— start Data rows —

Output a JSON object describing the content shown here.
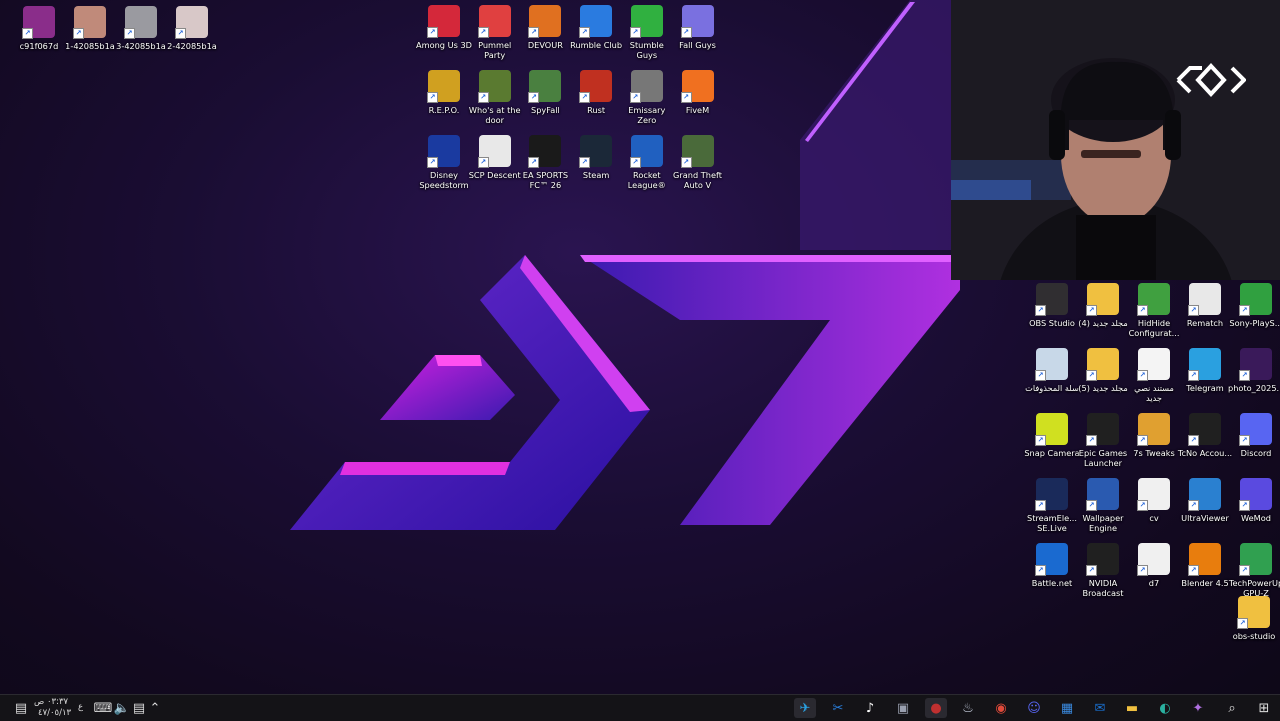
{
  "desktop": {
    "top_left_icons": [
      {
        "label": "c91f067d",
        "icon": "winrar-archive-icon",
        "color": "#8a2d8a"
      },
      {
        "label": "1-42085b1a",
        "icon": "photo-thumbnail-icon",
        "color": "#c08a7a"
      },
      {
        "label": "3-42085b1a",
        "icon": "photo-thumbnail-icon",
        "color": "#9a9aa0"
      },
      {
        "label": "2-42085b1a",
        "icon": "photo-thumbnail-icon",
        "color": "#d8c8c8"
      }
    ],
    "center_icons": [
      {
        "label": "Among Us 3D",
        "icon": "among-us-icon",
        "color": "#d4283a"
      },
      {
        "label": "Pummel Party",
        "icon": "pummel-party-icon",
        "color": "#e04040"
      },
      {
        "label": "DEVOUR",
        "icon": "devour-icon",
        "color": "#e07020"
      },
      {
        "label": "Rumble Club",
        "icon": "rumble-club-icon",
        "color": "#2a7be0"
      },
      {
        "label": "Stumble Guys",
        "icon": "stumble-guys-icon",
        "color": "#30b040"
      },
      {
        "label": "Fall Guys",
        "icon": "fall-guys-icon",
        "color": "#7a70e0"
      },
      {
        "label": "R.E.P.O.",
        "icon": "repo-icon",
        "color": "#d0a020"
      },
      {
        "label": "Who's at the door",
        "icon": "whos-at-the-door-icon",
        "color": "#5a7a30"
      },
      {
        "label": "SpyFall",
        "icon": "spyfall-icon",
        "color": "#4a8040"
      },
      {
        "label": "Rust",
        "icon": "rust-icon",
        "color": "#c03020"
      },
      {
        "label": "Emissary Zero",
        "icon": "emissary-zero-icon",
        "color": "#777777"
      },
      {
        "label": "FiveM",
        "icon": "fivem-icon",
        "color": "#f07020"
      },
      {
        "label": "Disney Speedstorm",
        "icon": "disney-speedstorm-icon",
        "color": "#1a3aa0"
      },
      {
        "label": "SCP Descent",
        "icon": "scp-descent-icon",
        "color": "#e8e8e8"
      },
      {
        "label": "EA SPORTS FC™ 26",
        "icon": "ea-sports-fc-icon",
        "color": "#1a1a1a"
      },
      {
        "label": "Steam",
        "icon": "steam-icon",
        "color": "#1b2838"
      },
      {
        "label": "Rocket League®",
        "icon": "rocket-league-icon",
        "color": "#2060c0"
      },
      {
        "label": "Grand Theft Auto V",
        "icon": "gta-v-icon",
        "color": "#4a6a3a"
      }
    ],
    "right_icons": [
      {
        "label": "OBS Studio",
        "icon": "obs-studio-icon",
        "color": "#302e31"
      },
      {
        "label": "مجلد جديد (4)",
        "icon": "folder-icon",
        "color": "#f0c040"
      },
      {
        "label": "HidHide Configurat...",
        "icon": "hidhide-icon",
        "color": "#40a040"
      },
      {
        "label": "Rematch",
        "icon": "rematch-icon",
        "color": "#e8e8e8"
      },
      {
        "label": "Sony-PlayS...",
        "icon": "playstation-icon",
        "color": "#30a040"
      },
      {
        "label": "سلة المحذوفات",
        "icon": "recycle-bin-icon",
        "color": "#c8d8e8"
      },
      {
        "label": "مجلد جديد (5)",
        "icon": "folder-icon",
        "color": "#f0c040"
      },
      {
        "label": "مستند نصي جديد",
        "icon": "text-document-icon",
        "color": "#f4f4f4"
      },
      {
        "label": "Telegram",
        "icon": "telegram-icon",
        "color": "#2aa0e0"
      },
      {
        "label": "photo_2025...",
        "icon": "photo-thumbnail-icon",
        "color": "#3a1a5a"
      },
      {
        "label": "Snap Camera",
        "icon": "snap-camera-icon",
        "color": "#d0e020"
      },
      {
        "label": "Epic Games Launcher",
        "icon": "epic-games-icon",
        "color": "#202020"
      },
      {
        "label": "7s Tweaks",
        "icon": "7s-tweaks-icon",
        "color": "#e0a030"
      },
      {
        "label": "TcNo Accou...",
        "icon": "tcno-icon",
        "color": "#202020"
      },
      {
        "label": "Discord",
        "icon": "discord-icon",
        "color": "#5865f2"
      },
      {
        "label": "StreamEle... SE.Live",
        "icon": "streamelements-icon",
        "color": "#1a2a5a"
      },
      {
        "label": "Wallpaper Engine",
        "icon": "wallpaper-engine-icon",
        "color": "#2a5ab0"
      },
      {
        "label": "cv",
        "icon": "document-icon",
        "color": "#f0f0f0"
      },
      {
        "label": "UltraViewer",
        "icon": "ultraviewer-icon",
        "color": "#2a80d0"
      },
      {
        "label": "WeMod",
        "icon": "wemod-icon",
        "color": "#5a4ae0"
      },
      {
        "label": "Battle.net",
        "icon": "battlenet-icon",
        "color": "#1a6ad0"
      },
      {
        "label": "NVIDIA Broadcast",
        "icon": "nvidia-broadcast-icon",
        "color": "#202020"
      },
      {
        "label": "d7",
        "icon": "document-icon",
        "color": "#f0f0f0"
      },
      {
        "label": "Blender 4.5",
        "icon": "blender-icon",
        "color": "#e87d0d"
      },
      {
        "label": "TechPowerUp GPU-Z",
        "icon": "gpu-z-icon",
        "color": "#30a050"
      },
      {
        "label": "obs-studio",
        "icon": "folder-icon",
        "color": "#f0c040"
      }
    ]
  },
  "taskbar": {
    "clock_time": "٠٣:٣٧ ص",
    "clock_date": "٤٧/٠٥/١٣",
    "language": "ع",
    "tray_icons": [
      "notification-icon",
      "keyboard-icon",
      "volume-icon",
      "network-icon",
      "chevron-up-icon"
    ],
    "apps": [
      {
        "name": "telegram-taskbar-icon",
        "color": "#2aa0e0"
      },
      {
        "name": "snipping-tool-taskbar-icon",
        "color": "#2a80e0"
      },
      {
        "name": "tiktok-taskbar-icon",
        "color": "#ffffff"
      },
      {
        "name": "app-taskbar-icon",
        "color": "#9aa0b0"
      },
      {
        "name": "obs-taskbar-icon",
        "color": "#c03030"
      },
      {
        "name": "steam-taskbar-icon",
        "color": "#c8d0e0"
      },
      {
        "name": "chrome-taskbar-icon",
        "color": "#e04a3a"
      },
      {
        "name": "discord-app-taskbar-icon",
        "color": "#5865f2"
      },
      {
        "name": "store-taskbar-icon",
        "color": "#3a8ae0"
      },
      {
        "name": "outlook-taskbar-icon",
        "color": "#1a70d0"
      },
      {
        "name": "file-explorer-taskbar-icon",
        "color": "#f0c040"
      },
      {
        "name": "edge-taskbar-icon",
        "color": "#2ab0a0"
      },
      {
        "name": "copilot-taskbar-icon",
        "color": "#b070e0"
      },
      {
        "name": "search-icon",
        "color": "#e0e0e0"
      },
      {
        "name": "start-button-icon",
        "color": "#e0e0e0"
      }
    ]
  },
  "webcam": {
    "overlay_logo": "brand-logo-icon"
  }
}
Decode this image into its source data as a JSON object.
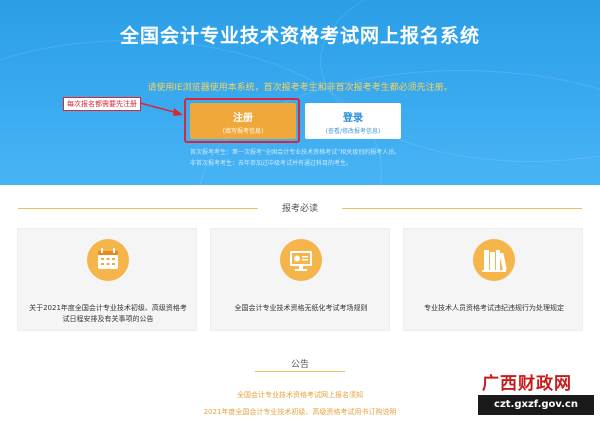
{
  "header": {
    "title": "全国会计专业技术资格考试网上报名系统",
    "notice": "请使用IE浏览器使用本系统，首次报考考生和非首次报考考生都必须先注册。"
  },
  "actions": {
    "register_label": "注册",
    "register_sub": "(填写报考信息)",
    "login_label": "登录",
    "login_sub": "(查看/修改报考信息)"
  },
  "annotation": "每次报名都需要先注册",
  "hints": [
    "首次报考考生：第一次报考“全国会计专业技术资格考试”相关级别的报考人员。",
    "非首次报考考生：去年参加过中级考试并有通过科目的考生。"
  ],
  "section_title": "报考必读",
  "cards": [
    {
      "icon": "calendar-icon",
      "text": "关于2021年度全国会计专业技术初级、高级资格考试日程安排及有关事项的公告"
    },
    {
      "icon": "computer-screen-icon",
      "text": "全国会计专业技术资格无纸化考试考场规则"
    },
    {
      "icon": "books-icon",
      "text": "专业技术人员资格考试违纪违规行为处理规定"
    }
  ],
  "announcement_title": "公告",
  "announcements": [
    "全国会计专业技术资格考试网上报名须知",
    "2021年度全国会计专业技术初级、高级资格考试用书订购说明"
  ],
  "watermark": {
    "brand": "广西财政网",
    "url": "czt.gxzf.gov.cn"
  },
  "colors": {
    "hero_blue": "#2a9ee6",
    "accent_orange": "#f0a83a",
    "highlight_red": "#d6283a",
    "link_gold": "#e6a23c"
  }
}
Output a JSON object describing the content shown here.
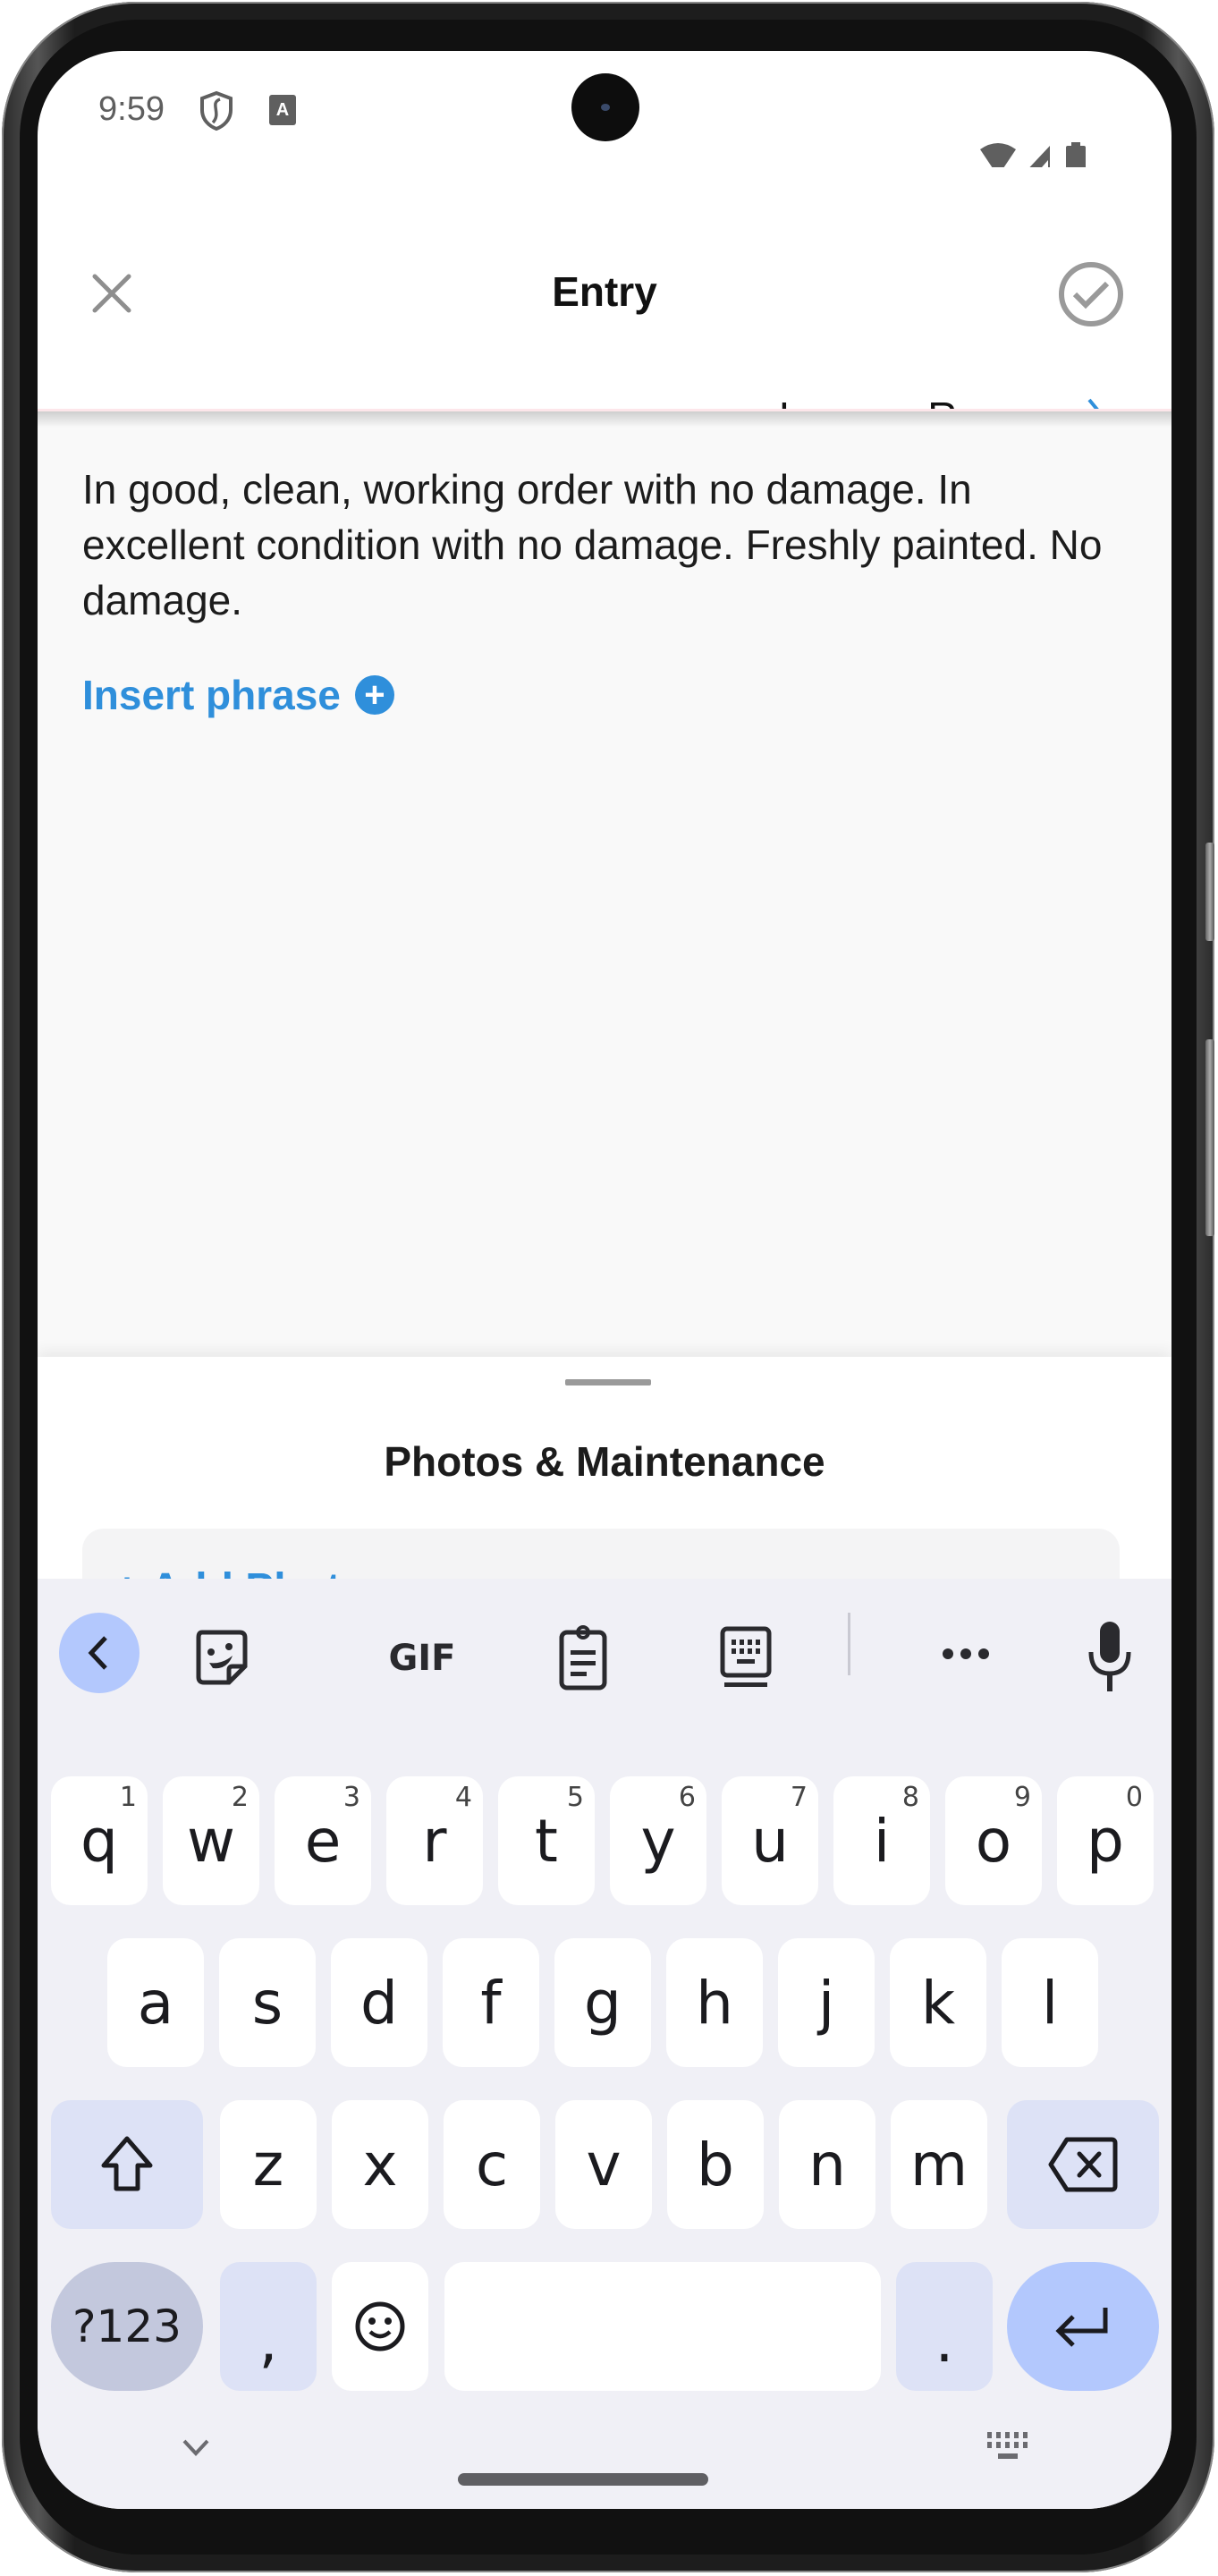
{
  "status_bar": {
    "time": "9:59",
    "left_icons": [
      "shield-icon",
      "accessibility-a-icon"
    ],
    "right_icons": [
      "wifi-icon",
      "signal-icon",
      "battery-icon"
    ]
  },
  "header": {
    "title": "Entry",
    "close_icon": "close-icon",
    "confirm_icon": "check-circle-icon",
    "room_label": "Lounge Room",
    "room_chevron": "chevron-right-icon"
  },
  "entry": {
    "text": "In good, clean, working order with no damage. In excellent condition with no damage. Freshly painted. No damage.",
    "insert_phrase_label": "Insert phrase",
    "insert_phrase_icon": "plus-circle-icon"
  },
  "sheet": {
    "title": "Photos & Maintenance",
    "add_photo_label": "+ Add Photo"
  },
  "keyboard": {
    "toolbar": [
      {
        "name": "back",
        "icon": "chevron-left-icon"
      },
      {
        "name": "sticker",
        "icon": "sticker-icon"
      },
      {
        "name": "gif",
        "label": "GIF"
      },
      {
        "name": "clipboard",
        "icon": "clipboard-icon"
      },
      {
        "name": "keyboard-layout",
        "icon": "keyboard-icon"
      },
      {
        "name": "more",
        "label": "•••"
      },
      {
        "name": "voice",
        "icon": "microphone-icon"
      }
    ],
    "row1": [
      {
        "k": "q",
        "h": "1"
      },
      {
        "k": "w",
        "h": "2"
      },
      {
        "k": "e",
        "h": "3"
      },
      {
        "k": "r",
        "h": "4"
      },
      {
        "k": "t",
        "h": "5"
      },
      {
        "k": "y",
        "h": "6"
      },
      {
        "k": "u",
        "h": "7"
      },
      {
        "k": "i",
        "h": "8"
      },
      {
        "k": "o",
        "h": "9"
      },
      {
        "k": "p",
        "h": "0"
      }
    ],
    "row2": [
      "a",
      "s",
      "d",
      "f",
      "g",
      "h",
      "j",
      "k",
      "l"
    ],
    "row3": [
      "z",
      "x",
      "c",
      "v",
      "b",
      "n",
      "m"
    ],
    "row4": {
      "symbols": "?123",
      "comma": ",",
      "emoji_icon": "emoji-icon",
      "space": "",
      "period": ".",
      "enter_icon": "enter-icon"
    },
    "shift_icon": "shift-icon",
    "backspace_icon": "backspace-icon",
    "nav": {
      "hide_icon": "chevron-down-icon",
      "switch_icon": "keyboard-switch-icon"
    }
  },
  "colors": {
    "accent": "#2f8fdb",
    "key_bg": "#ffffff",
    "mod_key_bg": "#dde2f6",
    "keyboard_bg": "#f0f0f6",
    "enter_bg": "#b3c8fd"
  }
}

— end Data rows —

Identify every line where the string "clipboard" appears.

**Full response**
        "name": "clipboard",
        "icon": "clipboard-icon"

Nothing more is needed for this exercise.